(Input)
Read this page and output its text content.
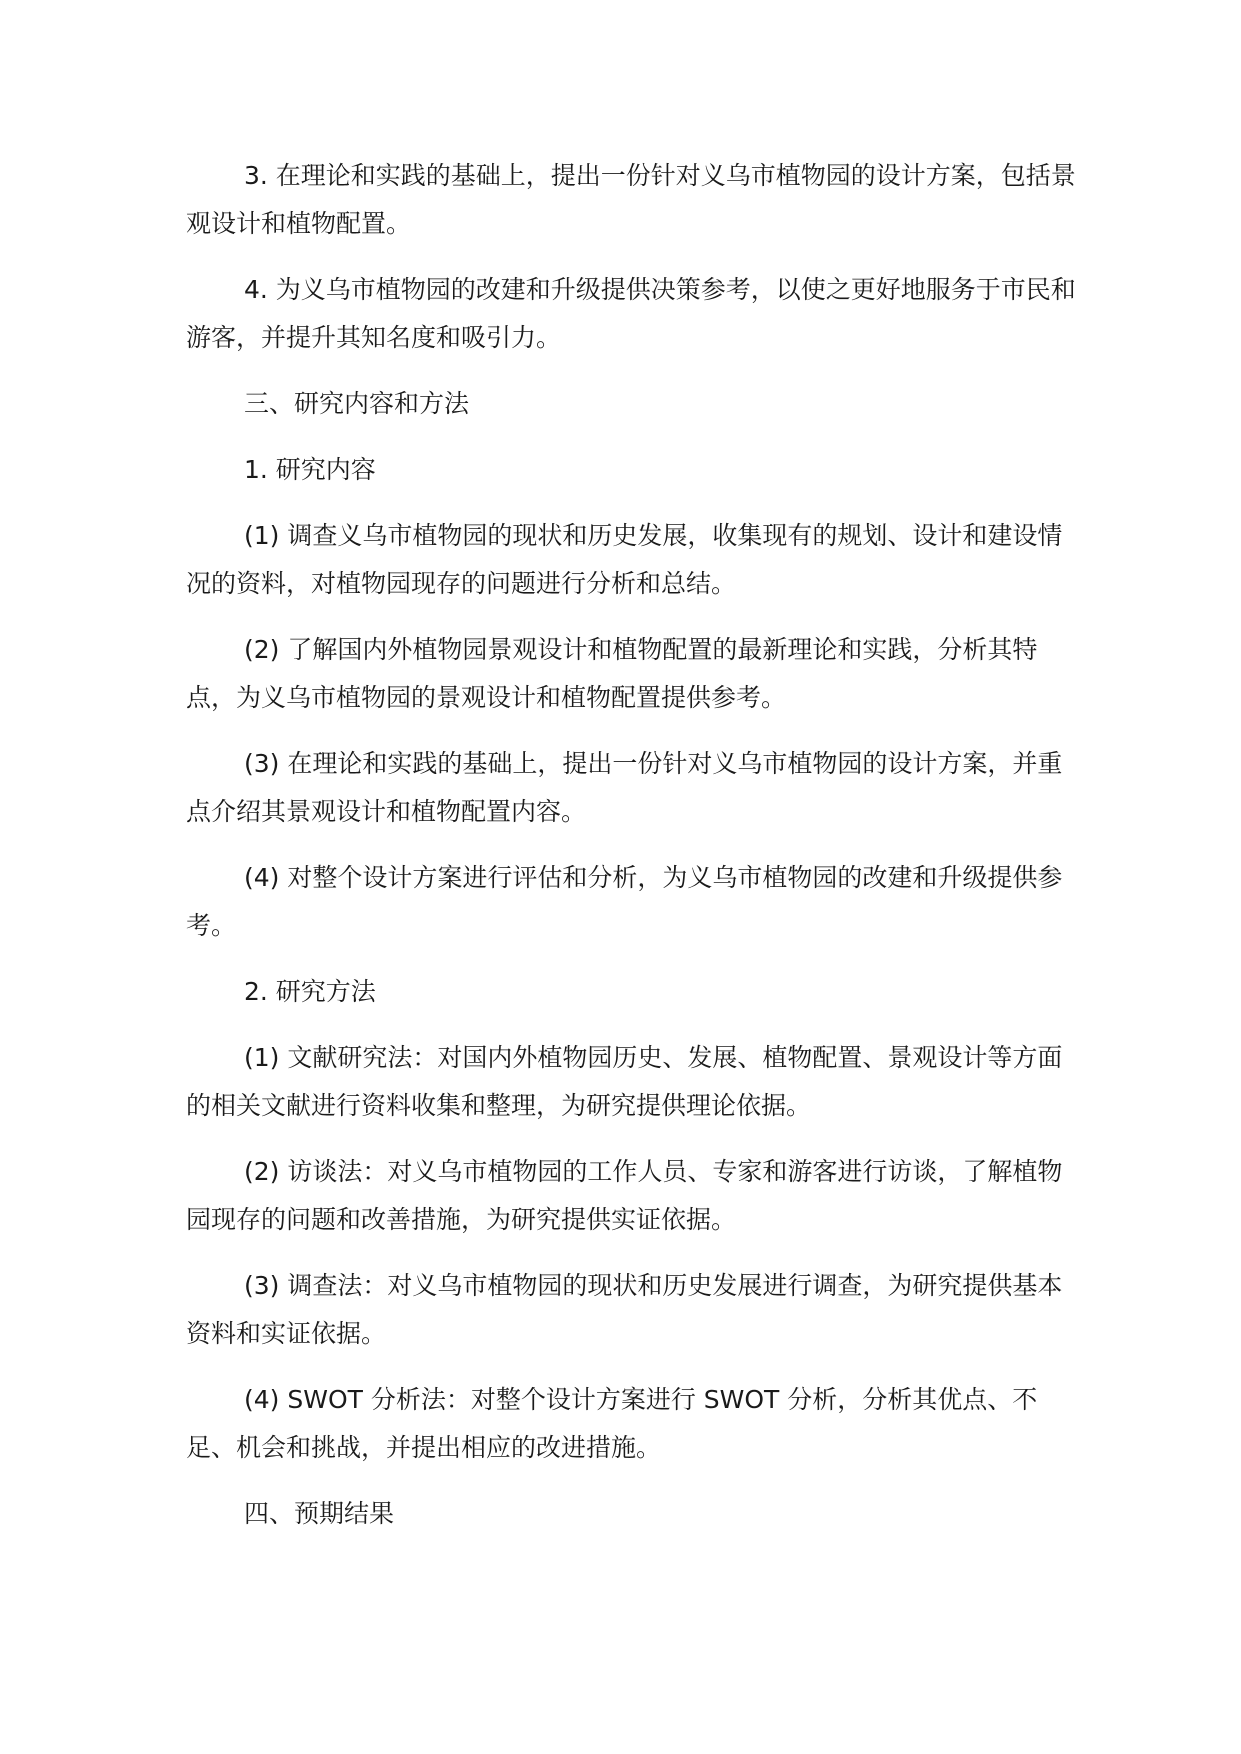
3. 在理论和实践的基础上，提出一份针对义乌市植物园的设计方案，包括景观设计和植物配置。

4. 为义乌市植物园的改建和升级提供决策参考，以使之更好地服务于市民和游客，并提升其知名度和吸引力。

三、研究内容和方法

1. 研究内容

(1) 调查义乌市植物园的现状和历史发展，收集现有的规划、设计和建设情况的资料，对植物园现存的问题进行分析和总结。

(2) 了解国内外植物园景观设计和植物配置的最新理论和实践，分析其特点，为义乌市植物园的景观设计和植物配置提供参考。

(3) 在理论和实践的基础上，提出一份针对义乌市植物园的设计方案，并重点介绍其景观设计和植物配置内容。

(4) 对整个设计方案进行评估和分析，为义乌市植物园的改建和升级提供参考。

2. 研究方法

(1) 文献研究法：对国内外植物园历史、发展、植物配置、景观设计等方面的相关文献进行资料收集和整理，为研究提供理论依据。

(2) 访谈法：对义乌市植物园的工作人员、专家和游客进行访谈，了解植物园现存的问题和改善措施，为研究提供实证依据。

(3) 调查法：对义乌市植物园的现状和历史发展进行调查，为研究提供基本资料和实证依据。

(4) SWOT 分析法：对整个设计方案进行 SWOT 分析，分析其优点、不足、机会和挑战，并提出相应的改进措施。

四、预期结果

(What is required)
Omit the pictures. Transcribe every record exactly.

(Exercise response)
Read this page and output its text content.
3. 在理论和实践的基础上，提出一份针对义乌市植物园的设计方案，包括景观设计和植物配置。

4. 为义乌市植物园的改建和升级提供决策参考，以使之更好地服务于市民和游客，并提升其知名度和吸引力。

三、研究内容和方法

1. 研究内容

(1) 调查义乌市植物园的现状和历史发展，收集现有的规划、设计和建设情况的资料，对植物园现存的问题进行分析和总结。

(2) 了解国内外植物园景观设计和植物配置的最新理论和实践，分析其特点，为义乌市植物园的景观设计和植物配置提供参考。

(3) 在理论和实践的基础上，提出一份针对义乌市植物园的设计方案，并重点介绍其景观设计和植物配置内容。

(4) 对整个设计方案进行评估和分析，为义乌市植物园的改建和升级提供参考。

2. 研究方法

(1) 文献研究法：对国内外植物园历史、发展、植物配置、景观设计等方面的相关文献进行资料收集和整理，为研究提供理论依据。

(2) 访谈法：对义乌市植物园的工作人员、专家和游客进行访谈，了解植物园现存的问题和改善措施，为研究提供实证依据。

(3) 调查法：对义乌市植物园的现状和历史发展进行调查，为研究提供基本资料和实证依据。

(4) SWOT 分析法：对整个设计方案进行 SWOT 分析，分析其优点、不足、机会和挑战，并提出相应的改进措施。

四、预期结果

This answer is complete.